* begin Extracted information *
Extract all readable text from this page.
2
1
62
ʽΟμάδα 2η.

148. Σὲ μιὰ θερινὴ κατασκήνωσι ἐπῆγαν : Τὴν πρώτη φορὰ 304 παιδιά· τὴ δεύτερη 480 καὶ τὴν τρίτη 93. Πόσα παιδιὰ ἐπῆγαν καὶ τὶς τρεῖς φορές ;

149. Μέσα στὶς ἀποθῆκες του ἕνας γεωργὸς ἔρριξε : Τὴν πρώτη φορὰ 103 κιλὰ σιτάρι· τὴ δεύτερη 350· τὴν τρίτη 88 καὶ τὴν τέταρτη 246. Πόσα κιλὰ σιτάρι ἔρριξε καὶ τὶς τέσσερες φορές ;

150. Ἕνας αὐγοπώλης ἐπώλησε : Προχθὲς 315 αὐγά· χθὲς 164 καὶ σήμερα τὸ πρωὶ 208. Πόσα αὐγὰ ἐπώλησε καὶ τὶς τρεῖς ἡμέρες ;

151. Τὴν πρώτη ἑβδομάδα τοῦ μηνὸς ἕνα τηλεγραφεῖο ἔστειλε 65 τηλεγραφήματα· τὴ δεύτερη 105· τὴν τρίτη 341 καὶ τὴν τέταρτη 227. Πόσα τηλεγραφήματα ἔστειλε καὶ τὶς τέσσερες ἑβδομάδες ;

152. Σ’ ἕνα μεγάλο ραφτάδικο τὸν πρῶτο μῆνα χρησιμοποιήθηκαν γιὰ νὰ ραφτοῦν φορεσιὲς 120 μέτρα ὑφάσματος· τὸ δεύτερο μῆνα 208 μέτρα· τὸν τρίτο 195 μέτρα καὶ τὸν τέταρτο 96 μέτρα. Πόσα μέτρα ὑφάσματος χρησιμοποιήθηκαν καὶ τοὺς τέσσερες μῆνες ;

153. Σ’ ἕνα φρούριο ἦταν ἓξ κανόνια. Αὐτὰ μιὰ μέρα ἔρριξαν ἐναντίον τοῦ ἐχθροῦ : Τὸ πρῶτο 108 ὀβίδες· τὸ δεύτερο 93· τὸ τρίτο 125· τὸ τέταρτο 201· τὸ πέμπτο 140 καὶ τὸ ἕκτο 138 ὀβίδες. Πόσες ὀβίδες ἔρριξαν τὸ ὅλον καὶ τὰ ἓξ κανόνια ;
* end Extracted information *
▶ Problem to work on
Exactly reproduce every line found in the records.

▶ Task solution
Extract all readable text from this page.
2
1
62
ʽΟμάδα 2η.

148. Σὲ μιὰ θερινὴ κατασκήνωσι ἐπῆγαν : Τὴν πρώτη φορὰ 304 παιδιά· τὴ δεύτερη 480 καὶ τὴν τρίτη 93. Πόσα παιδιὰ ἐπῆγαν καὶ τὶς τρεῖς φορές ;

149. Μέσα στὶς ἀποθῆκες του ἕνας γεωργὸς ἔρριξε : Τὴν πρώτη φορὰ 103 κιλὰ σιτάρι· τὴ δεύτερη 350· τὴν τρίτη 88 καὶ τὴν τέταρτη 246. Πόσα κιλὰ σιτάρι ἔρριξε καὶ τὶς τέσσερες φορές ;

150. Ἕνας αὐγοπώλης ἐπώλησε : Προχθὲς 315 αὐγά· χθὲς 164 καὶ σήμερα τὸ πρωὶ 208. Πόσα αὐγὰ ἐπώλησε καὶ τὶς τρεῖς ἡμέρες ;

151. Τὴν πρώτη ἑβδομάδα τοῦ μηνὸς ἕνα τηλεγραφεῖο ἔστειλε 65 τηλεγραφήματα· τὴ δεύτερη 105· τὴν τρίτη 341 καὶ τὴν τέταρτη 227. Πόσα τηλεγραφήματα ἔστειλε καὶ τὶς τέσσερες ἑβδομάδες ;

152. Σ’ ἕνα μεγάλο ραφτάδικο τὸν πρῶτο μῆνα χρησιμοποιήθηκαν γιὰ νὰ ραφτοῦν φορεσιὲς 120 μέτρα ὑφάσματος· τὸ δεύτερο μῆνα 208 μέτρα· τὸν τρίτο 195 μέτρα καὶ τὸν τέταρτο 96 μέτρα. Πόσα μέτρα ὑφάσματος χρησιμοποιήθηκαν καὶ τοὺς τέσσερες μῆνες ;

153. Σ’ ἕνα φρούριο ἦταν ἓξ κανόνια. Αὐτὰ μιὰ μέρα ἔρριξαν ἐναντίον τοῦ ἐχθροῦ : Τὸ πρῶτο 108 ὀβίδες· τὸ δεύτερο 93· τὸ τρίτο 125· τὸ τέταρτο 201· τὸ πέμπτο 140 καὶ τὸ ἕκτο 138 ὀβίδες. Πόσες ὀβίδες ἔρριξαν τὸ ὅλον καὶ τὰ ἓξ κανόνια ;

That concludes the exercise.